*WHAT TO DO:*
How many of the lines below include "arrow"? Give the number and no other words.

start RECORDS PROVIDED

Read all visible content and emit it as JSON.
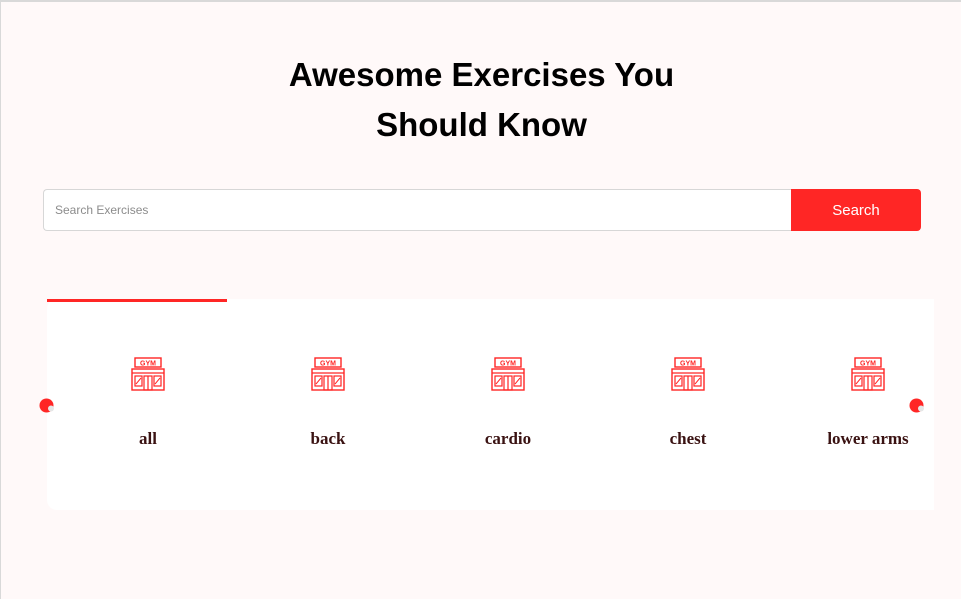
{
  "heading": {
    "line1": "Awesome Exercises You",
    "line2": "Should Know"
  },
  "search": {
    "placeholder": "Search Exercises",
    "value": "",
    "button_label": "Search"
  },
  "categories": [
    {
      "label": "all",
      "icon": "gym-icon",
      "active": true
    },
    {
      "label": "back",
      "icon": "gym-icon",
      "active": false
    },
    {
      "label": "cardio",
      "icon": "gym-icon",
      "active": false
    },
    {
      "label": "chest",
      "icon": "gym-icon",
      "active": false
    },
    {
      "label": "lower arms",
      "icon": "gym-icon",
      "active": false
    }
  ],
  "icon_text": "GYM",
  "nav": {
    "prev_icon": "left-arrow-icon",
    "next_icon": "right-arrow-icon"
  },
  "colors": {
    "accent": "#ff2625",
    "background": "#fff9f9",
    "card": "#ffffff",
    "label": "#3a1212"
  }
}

end RECORDS PROVIDED

*OUTPUT:*
2